#### Prompt
Transcribe the material verbatim in full; the pictures do not belong in the copy.

#### Exercise input
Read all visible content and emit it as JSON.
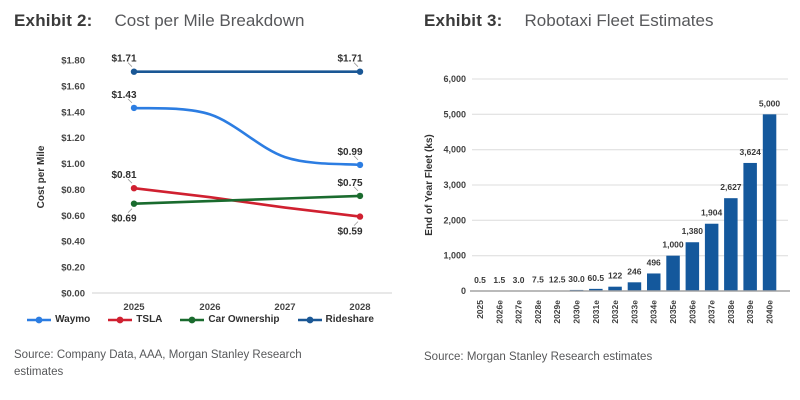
{
  "left_panel": {
    "exhibit_label": "Exhibit 2:",
    "title": "Cost per Mile Breakdown",
    "source": "Source: Company Data, AAA, Morgan Stanley Research estimates"
  },
  "right_panel": {
    "exhibit_label": "Exhibit 3:",
    "title": "Robotaxi Fleet Estimates",
    "source": "Source: Morgan Stanley Research estimates"
  },
  "chart_data": [
    {
      "type": "line",
      "title": "Cost per Mile Breakdown",
      "ylabel": "Cost per Mile",
      "xlabel": "",
      "x_categories": [
        "2025",
        "2026",
        "2027",
        "2028"
      ],
      "ylim": [
        0,
        1.8
      ],
      "ytick_step": 0.2,
      "yticks": [
        "$0.00",
        "$0.20",
        "$0.40",
        "$0.60",
        "$0.80",
        "$1.00",
        "$1.20",
        "$1.40",
        "$1.60",
        "$1.80"
      ],
      "grid": false,
      "legend_position": "bottom",
      "series": [
        {
          "name": "Waymo",
          "color": "#2c7de2",
          "smooth": true,
          "values": [
            1.43,
            1.38,
            1.05,
            0.99
          ],
          "point_labels": [
            {
              "index": 0,
              "text": "$1.43",
              "position": "above"
            },
            {
              "index": 3,
              "text": "$0.99",
              "position": "above"
            }
          ]
        },
        {
          "name": "TSLA",
          "color": "#d02030",
          "smooth": false,
          "values": [
            0.81,
            0.74,
            0.66,
            0.59
          ],
          "point_labels": [
            {
              "index": 0,
              "text": "$0.81",
              "position": "above"
            },
            {
              "index": 3,
              "text": "$0.59",
              "position": "below"
            }
          ]
        },
        {
          "name": "Car Ownership",
          "color": "#1a6b2e",
          "smooth": false,
          "values": [
            0.69,
            0.71,
            0.73,
            0.75
          ],
          "point_labels": [
            {
              "index": 0,
              "text": "$0.69",
              "position": "below"
            },
            {
              "index": 3,
              "text": "$0.75",
              "position": "above"
            }
          ]
        },
        {
          "name": "Rideshare",
          "color": "#1a5795",
          "smooth": false,
          "values": [
            1.71,
            1.71,
            1.71,
            1.71
          ],
          "point_labels": [
            {
              "index": 0,
              "text": "$1.71",
              "position": "above"
            },
            {
              "index": 3,
              "text": "$1.71",
              "position": "above"
            }
          ]
        }
      ]
    },
    {
      "type": "bar",
      "title": "Robotaxi Fleet Estimates",
      "ylabel": "End of Year Fleet (ks)",
      "xlabel": "",
      "categories": [
        "2025",
        "2026e",
        "2027e",
        "2028e",
        "2029e",
        "2030e",
        "2031e",
        "2032e",
        "2033e",
        "2034e",
        "2035e",
        "2036e",
        "2037e",
        "2038e",
        "2039e",
        "2040e"
      ],
      "values": [
        0.5,
        1.5,
        3.0,
        7.5,
        12.5,
        30.0,
        60.5,
        122,
        246,
        496,
        1000,
        1380,
        1904,
        2627,
        3624,
        5000
      ],
      "value_labels": [
        "0.5",
        "1.5",
        "3.0",
        "7.5",
        "12.5",
        "30.0",
        "60.5",
        "122",
        "246",
        "496",
        "1,000",
        "1,380",
        "1,904",
        "2,627",
        "3,624",
        "5,000"
      ],
      "ylim": [
        0,
        6000
      ],
      "ytick_step": 1000,
      "yticks": [
        "0",
        "1,000",
        "2,000",
        "3,000",
        "4,000",
        "5,000",
        "6,000"
      ],
      "grid": true,
      "bar_color": "#14589c"
    }
  ]
}
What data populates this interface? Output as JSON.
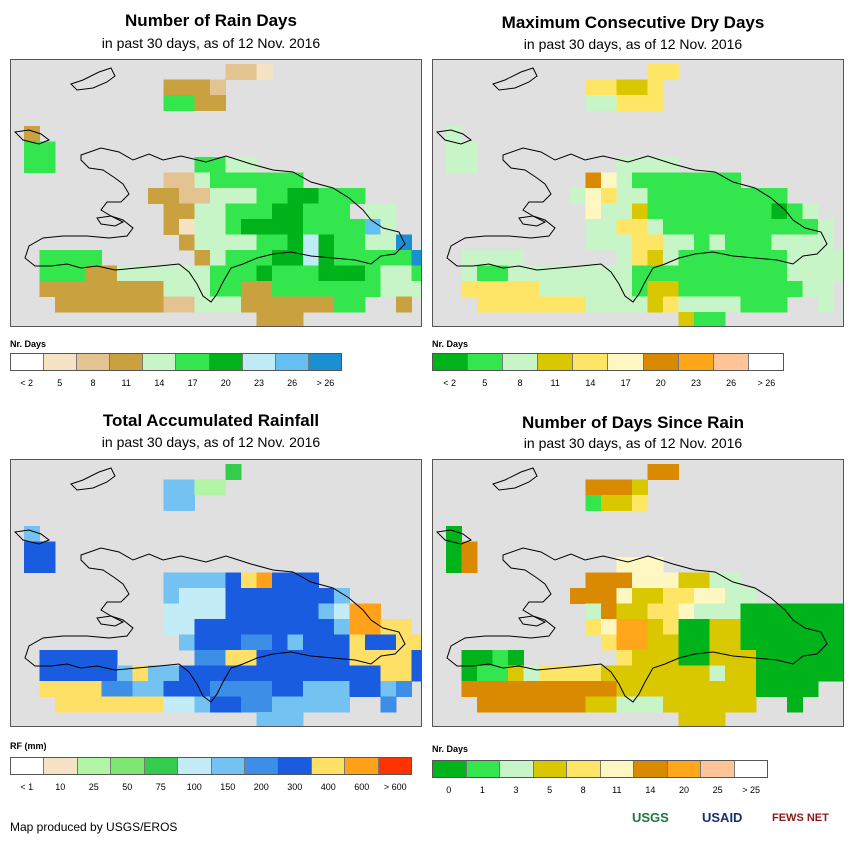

#### Final result
Read all visible content and emit it as JSON.
{
  "left_panel": {
    "exhibit_label": "Exhibit 2:",
    "title": "Cost per Mile Breakdown",
    "source": "Source: Company Data, AAA, Morgan Stanley Research estimates"
  },
  "right_panel": {
    "exhibit_label": "Exhibit 3:",
    "title": "Robotaxi Fleet Estimates",
    "source": "Source: Morgan Stanley Research estimates"
  },
  "chart_data": [
    {
      "type": "line",
      "title": "Cost per Mile Breakdown",
      "ylabel": "Cost per Mile",
      "xlabel": "",
      "x_categories": [
        "2025",
        "2026",
        "2027",
        "2028"
      ],
      "ylim": [
        0,
        1.8
      ],
      "ytick_step": 0.2,
      "yticks": [
        "$0.00",
        "$0.20",
        "$0.40",
        "$0.60",
        "$0.80",
        "$1.00",
        "$1.20",
        "$1.40",
        "$1.60",
        "$1.80"
      ],
      "grid": false,
      "legend_position": "bottom",
      "series": [
        {
          "name": "Waymo",
          "color": "#2c7de2",
          "smooth": true,
          "values": [
            1.43,
            1.38,
            1.05,
            0.99
          ],
          "point_labels": [
            {
              "index": 0,
              "text": "$1.43",
              "position": "above"
            },
            {
              "index": 3,
              "text": "$0.99",
              "position": "above"
            }
          ]
        },
        {
          "name": "TSLA",
          "color": "#d02030",
          "smooth": false,
          "values": [
            0.81,
            0.74,
            0.66,
            0.59
          ],
          "point_labels": [
            {
              "index": 0,
              "text": "$0.81",
              "position": "above"
            },
            {
              "index": 3,
              "text": "$0.59",
              "position": "below"
            }
          ]
        },
        {
          "name": "Car Ownership",
          "color": "#1a6b2e",
          "smooth": false,
          "values": [
            0.69,
            0.71,
            0.73,
            0.75
          ],
          "point_labels": [
            {
              "index": 0,
              "text": "$0.69",
              "position": "below"
            },
            {
              "index": 3,
              "text": "$0.75",
              "position": "above"
            }
          ]
        },
        {
          "name": "Rideshare",
          "color": "#1a5795",
          "smooth": false,
          "values": [
            1.71,
            1.71,
            1.71,
            1.71
          ],
          "point_labels": [
            {
              "index": 0,
              "text": "$1.71",
              "position": "above"
            },
            {
              "index": 3,
              "text": "$1.71",
              "position": "above"
            }
          ]
        }
      ]
    },
    {
      "type": "bar",
      "title": "Robotaxi Fleet Estimates",
      "ylabel": "End of Year Fleet (ks)",
      "xlabel": "",
      "categories": [
        "2025",
        "2026e",
        "2027e",
        "2028e",
        "2029e",
        "2030e",
        "2031e",
        "2032e",
        "2033e",
        "2034e",
        "2035e",
        "2036e",
        "2037e",
        "2038e",
        "2039e",
        "2040e"
      ],
      "values": [
        0.5,
        1.5,
        3.0,
        7.5,
        12.5,
        30.0,
        60.5,
        122,
        246,
        496,
        1000,
        1380,
        1904,
        2627,
        3624,
        5000
      ],
      "value_labels": [
        "0.5",
        "1.5",
        "3.0",
        "7.5",
        "12.5",
        "30.0",
        "60.5",
        "122",
        "246",
        "496",
        "1,000",
        "1,380",
        "1,904",
        "2,627",
        "3,624",
        "5,000"
      ],
      "ylim": [
        0,
        6000
      ],
      "ytick_step": 1000,
      "yticks": [
        "0",
        "1,000",
        "2,000",
        "3,000",
        "4,000",
        "5,000",
        "6,000"
      ],
      "grid": true,
      "bar_color": "#14589c"
    }
  ]
}
What data populates this interface? Output as JSON.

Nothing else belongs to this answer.